***** READING TEXT
# ASCEND FS10 kayak reviews?



## monsterKAT11

anyone here have a first hand review for the rivers around here? I've done a TON of research and feel like this is the one, the only thing left is to check with people who have used them (besides online reviews). I love the attention to detail it seems to have put into it. I'm aware of some popular mods i plan on doing right away.


----------



## Bubbagon

I paddled one last summer. One of the guys we fished with was paddling one, so I did the "lemme paddle your boat for 5 minutes" deal.
The seat is awesome. He had the one with the camp chair style seat. Like you said, attention to detail is good on the top of the boat.
We floated 6 miles of fairly low water that day, and he had no issues floating over rocks, drop offs, etc...while one guy with a boat with a more pronounced keel did have issues.

The way it feels reminds me alot of my WS Pamlico 10'. Instantly comfortable to be in and very easy to paddle. It's not going to win any races across a lake, but for Ohio streams it's a good hull design.


----------



## monsterKAT11

Bubbagon! thanks for the awesome input! i sat in one at bass pro to make sure it's even worth looking into, i instantly noticed the chair (same type as you mentioned) was extremely comfortable, and the wide and dept had more than enough room to move around. even for me, 6ft 1 270lbs. (hopefully dropping). one of the nice points for me was it was rated for about 100 lbs more than the other budget yaks. a little heavier but worth the extra stability in my opinion. The only thing that i didn't like was the lack of dry storage. i've found a guy online who used a dry food container in the back, and it looks like it was made for it. so that issue was taken care of for me.
**********
***** DATASET EXTRACT
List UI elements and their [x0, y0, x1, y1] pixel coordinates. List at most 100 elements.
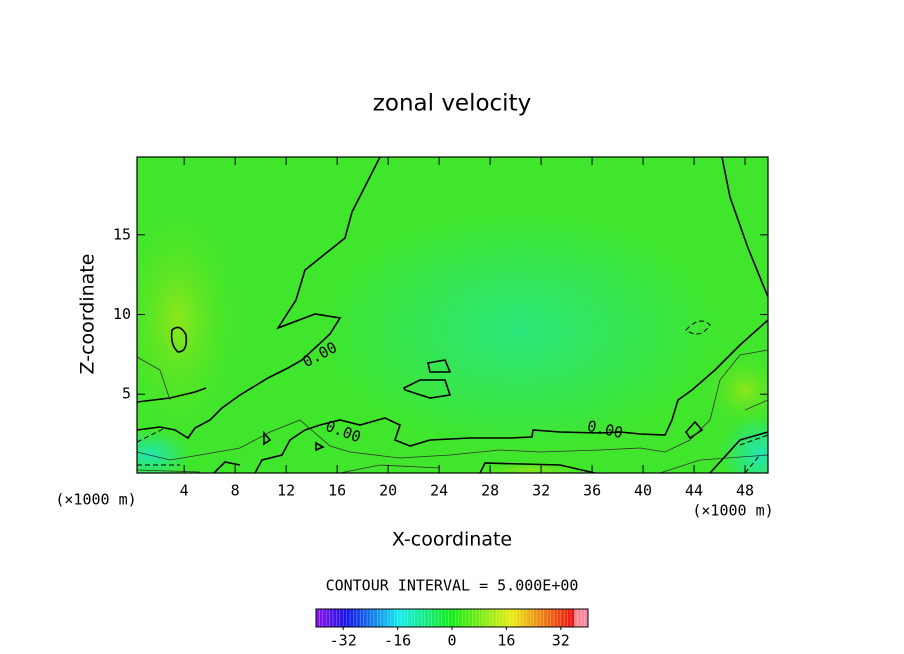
**********
> **DIRECTIONS FOR THIS TASK**
Set down the whole forum thread about the ASCEND FS10 kayak word for word. Nothing in the lines has any bearing on what comes next.

> **OUTPUT**
# ASCEND FS10 kayak reviews?



## monsterKAT11

anyone here have a first hand review for the rivers around here? I've done a TON of research and feel like this is the one, the only thing left is to check with people who have used them (besides online reviews). I love the attention to detail it seems to have put into it. I'm aware of some popular mods i plan on doing right away.


----------



## Bubbagon

I paddled one last summer. One of the guys we fished with was paddling one, so I did the "lemme paddle your boat for 5 minutes" deal.
The seat is awesome. He had the one with the camp chair style seat. Like you said, attention to detail is good on the top of the boat.
We floated 6 miles of fairly low water that day, and he had no issues floating over rocks, drop offs, etc...while one guy with a boat with a more pronounced keel did have issues.

The way it feels reminds me alot of my WS Pamlico 10'. Instantly comfortable to be in and very easy to paddle. It's not going to win any races across a lake, but for Ohio streams it's a good hull design.


----------



## monsterKAT11

Bubbagon! thanks for the awesome input! i sat in one at bass pro to make sure it's even worth looking into, i instantly noticed the chair (same type as you mentioned) was extremely comfortable, and the wide and dept had more than enough room to move around. even for me, 6ft 1 270lbs. (hopefully dropping). one of the nice points for me was it was rated for about 100 lbs more than the other budget yaks. a little heavier but worth the extra stability in my opinion. The only thing that i didn't like was the lack of dry storage. i've found a guy online who used a dry food container in the back, and it looks like it was made for it. so that issue was taken care of for me.